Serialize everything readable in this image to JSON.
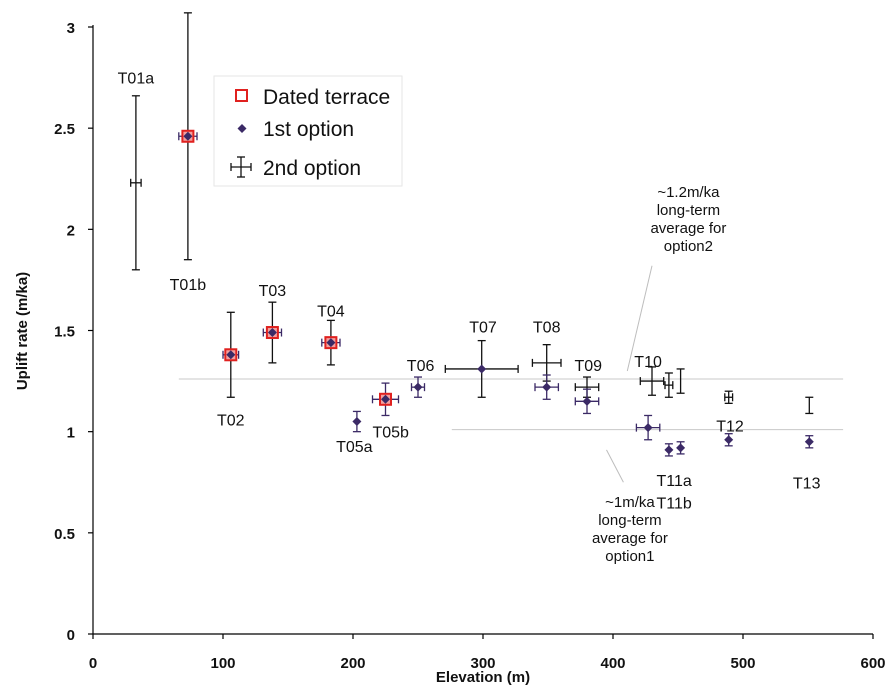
{
  "chart_data": {
    "type": "scatter",
    "xlabel": "Elevation (m)",
    "ylabel": "Uplift rate (m/ka)",
    "xlim": [
      0,
      600
    ],
    "ylim": [
      0,
      3
    ],
    "xticks": [
      "0",
      "100",
      "200",
      "300",
      "400",
      "500",
      "600"
    ],
    "yticks": [
      "0",
      "0.5",
      "1",
      "1.5",
      "2",
      "2.5",
      "3"
    ],
    "grid": false,
    "legend_position": "top-left",
    "legend": [
      {
        "key": "dated",
        "label": "Dated terrace"
      },
      {
        "key": "first",
        "label": "1st option"
      },
      {
        "key": "second",
        "label": "2nd option"
      }
    ],
    "series": [
      {
        "name": "Dated terrace",
        "marker": "square",
        "color": "#e0211f",
        "points": [
          {
            "x": 73,
            "y": 2.46
          },
          {
            "x": 106,
            "y": 1.38
          },
          {
            "x": 138,
            "y": 1.49
          },
          {
            "x": 183,
            "y": 1.44
          },
          {
            "x": 225,
            "y": 1.16
          }
        ]
      },
      {
        "name": "1st option",
        "marker": "diamond",
        "color": "#3b2a66",
        "points": [
          {
            "x": 73,
            "y": 2.46,
            "xerr": 7,
            "yerr": 0
          },
          {
            "x": 106,
            "y": 1.38,
            "xerr": 6,
            "yerr": 0
          },
          {
            "x": 138,
            "y": 1.49,
            "xerr": 7,
            "yerr": 0
          },
          {
            "x": 183,
            "y": 1.44,
            "xerr": 7,
            "yerr": 0
          },
          {
            "x": 203,
            "y": 1.05,
            "xerr": 0,
            "yerr": 0.05
          },
          {
            "x": 225,
            "y": 1.16,
            "xerr": 10,
            "yerr": 0.08
          },
          {
            "x": 250,
            "y": 1.22,
            "xerr": 5,
            "yerr": 0.05
          },
          {
            "x": 299,
            "y": 1.31,
            "xerr": 0,
            "yerr": 0
          },
          {
            "x": 349,
            "y": 1.22,
            "xerr": 9,
            "yerr": 0.06
          },
          {
            "x": 380,
            "y": 1.15,
            "xerr": 9,
            "yerr": 0.06
          },
          {
            "x": 427,
            "y": 1.02,
            "xerr": 9,
            "yerr": 0.06
          },
          {
            "x": 443,
            "y": 0.91,
            "xerr": 0,
            "yerr": 0.03
          },
          {
            "x": 452,
            "y": 0.92,
            "xerr": 0,
            "yerr": 0.03
          },
          {
            "x": 489,
            "y": 0.96,
            "xerr": 0,
            "yerr": 0.03
          },
          {
            "x": 551,
            "y": 0.95,
            "xerr": 0,
            "yerr": 0.03
          }
        ]
      },
      {
        "name": "2nd option",
        "marker": "errorbar",
        "color": "#111111",
        "points": [
          {
            "x": 33,
            "y": 2.23,
            "xerr": 4,
            "yerr": 0.43
          },
          {
            "x": 73,
            "y": 2.46,
            "xerr": 0,
            "yerr": 0.61
          },
          {
            "x": 106,
            "y": 1.38,
            "xerr": 0,
            "yerr": 0.21
          },
          {
            "x": 138,
            "y": 1.49,
            "xerr": 0,
            "yerr": 0.15
          },
          {
            "x": 183,
            "y": 1.44,
            "xerr": 0,
            "yerr": 0.11
          },
          {
            "x": 225,
            "y": 1.16,
            "xerr": 0,
            "yerr": 0
          },
          {
            "x": 299,
            "y": 1.31,
            "xerr": 28,
            "yerr": 0.14
          },
          {
            "x": 349,
            "y": 1.34,
            "xerr": 11,
            "yerr": 0.09
          },
          {
            "x": 380,
            "y": 1.22,
            "xerr": 9,
            "yerr": 0.05
          },
          {
            "x": 430,
            "y": 1.25,
            "xerr": 9,
            "yerr": 0.07
          },
          {
            "x": 443,
            "y": 1.23,
            "xerr": 3,
            "yerr": 0.06
          },
          {
            "x": 452,
            "y": 1.25,
            "xerr": 0,
            "yerr": 0.06
          },
          {
            "x": 489,
            "y": 1.17,
            "xerr": 3,
            "yerr": 0.03
          },
          {
            "x": 551,
            "y": 1.13,
            "xerr": 0,
            "yerr": 0.04
          }
        ]
      }
    ],
    "point_labels": [
      {
        "text": "T01a",
        "x": 33,
        "y": 2.75
      },
      {
        "text": "T01b",
        "x": 73,
        "y": 1.73
      },
      {
        "text": "T02",
        "x": 106,
        "y": 1.06
      },
      {
        "text": "T03",
        "x": 138,
        "y": 1.7
      },
      {
        "text": "T04",
        "x": 183,
        "y": 1.6
      },
      {
        "text": "T05a",
        "x": 201,
        "y": 0.93
      },
      {
        "text": "T05b",
        "x": 229,
        "y": 1.0
      },
      {
        "text": "T06",
        "x": 252,
        "y": 1.33
      },
      {
        "text": "T07",
        "x": 300,
        "y": 1.52
      },
      {
        "text": "T08",
        "x": 349,
        "y": 1.52
      },
      {
        "text": "T09",
        "x": 381,
        "y": 1.33
      },
      {
        "text": "T10",
        "x": 427,
        "y": 1.35
      },
      {
        "text": "T11a",
        "x": 447,
        "y": 0.76
      },
      {
        "text": "T11b",
        "x": 447,
        "y": 0.65
      },
      {
        "text": "T12",
        "x": 490,
        "y": 1.03
      },
      {
        "text": "T13",
        "x": 549,
        "y": 0.75
      }
    ],
    "reference_lines": [
      {
        "y": 1.26,
        "x_from": 66,
        "x_to": 577
      },
      {
        "y": 1.01,
        "x_from": 276,
        "x_to": 577
      }
    ],
    "annotations": [
      {
        "lines": [
          "~1.2m/ka",
          "long-term",
          "average for",
          "option2"
        ],
        "x": 458,
        "y": 2.05,
        "leader_from": [
          411,
          1.3
        ],
        "leader_to": [
          430,
          1.82
        ]
      },
      {
        "lines": [
          "~1m/ka",
          "long-term",
          "average for",
          "option1"
        ],
        "x": 413,
        "y": 0.52,
        "leader_from": [
          408,
          0.75
        ],
        "leader_to": [
          395,
          0.91
        ]
      }
    ]
  }
}
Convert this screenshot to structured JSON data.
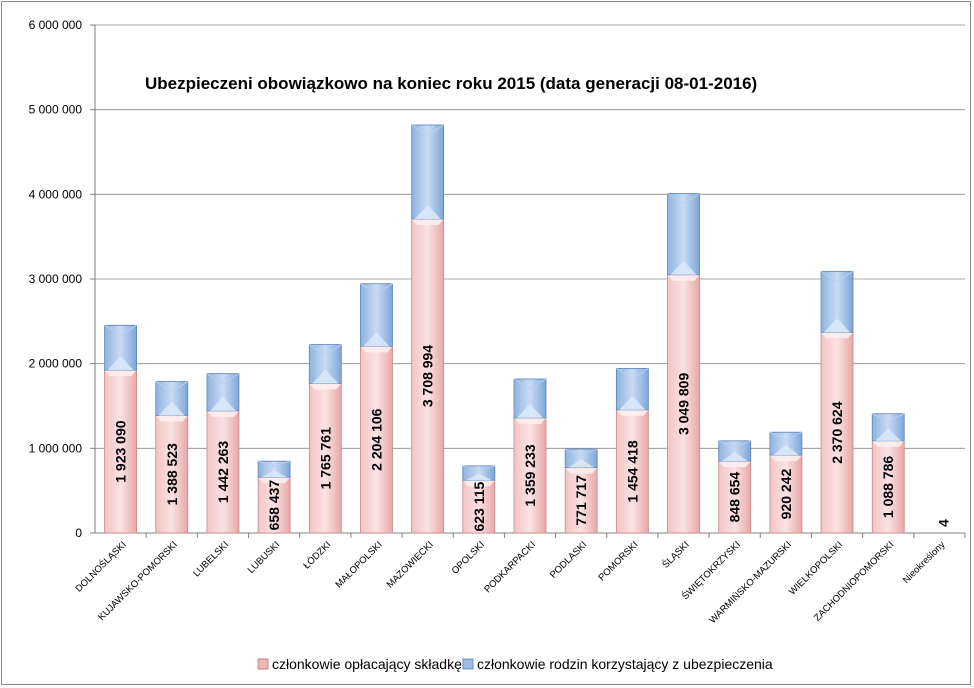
{
  "chart_data": {
    "type": "bar",
    "stacked": true,
    "title": "Ubezpieczeni obowiązkowo na koniec roku 2015 (data generacji 08-01-2016)",
    "categories": [
      "DOLNOŚLĄSKI",
      "KUJAWSKO-POMORSKI",
      "LUBELSKI",
      "LUBUSKI",
      "ŁÓDZKI",
      "MAŁOPOLSKI",
      "MAZOWIECKI",
      "OPOLSKI",
      "PODKARPACKI",
      "PODLASKI",
      "POMORSKI",
      "ŚLĄSKI",
      "ŚWIĘTOKRZYSKI",
      "WARMIŃSKO-MAZURSKI",
      "WIELKOPOLSKI",
      "ZACHODNIOPOMORSKI",
      "Nieokreślony"
    ],
    "series": [
      {
        "name": "członkowie opłacający składkę",
        "color": "#f2b8b8",
        "values": [
          1923090,
          1388523,
          1442263,
          658437,
          1765761,
          2204106,
          3708994,
          623115,
          1359233,
          771717,
          1454418,
          3049809,
          848654,
          920242,
          2370624,
          1088786,
          4
        ],
        "labels": [
          "1 923 090",
          "1 388 523",
          "1 442 263",
          "658 437",
          "1 765 761",
          "2 204 106",
          "3 708 994",
          "623 115",
          "1 359 233",
          "771 717",
          "1 454 418",
          "3 049 809",
          "848 654",
          "920 242",
          "2 370 624",
          "1 088 786",
          "4"
        ]
      },
      {
        "name": "członkowie rodzin korzystający z ubezpieczenia",
        "color": "#9dbde6",
        "values": [
          530000,
          400000,
          440000,
          190000,
          460000,
          740000,
          1110000,
          170000,
          460000,
          220000,
          490000,
          960000,
          240000,
          270000,
          720000,
          320000,
          0
        ]
      }
    ],
    "ylim": [
      0,
      6000000
    ],
    "yticks": [
      0,
      1000000,
      2000000,
      3000000,
      4000000,
      5000000,
      6000000
    ],
    "ytick_labels": [
      "0",
      "1 000 000",
      "2 000 000",
      "3 000 000",
      "4 000 000",
      "5 000 000",
      "6 000 000"
    ],
    "grid": true,
    "legend_position": "bottom"
  }
}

- - -

Exercise
Copy out each line of the data containing the string "terrace".

Exercise result
        "label": "Dated terrace"
        "name": "Dated terrace",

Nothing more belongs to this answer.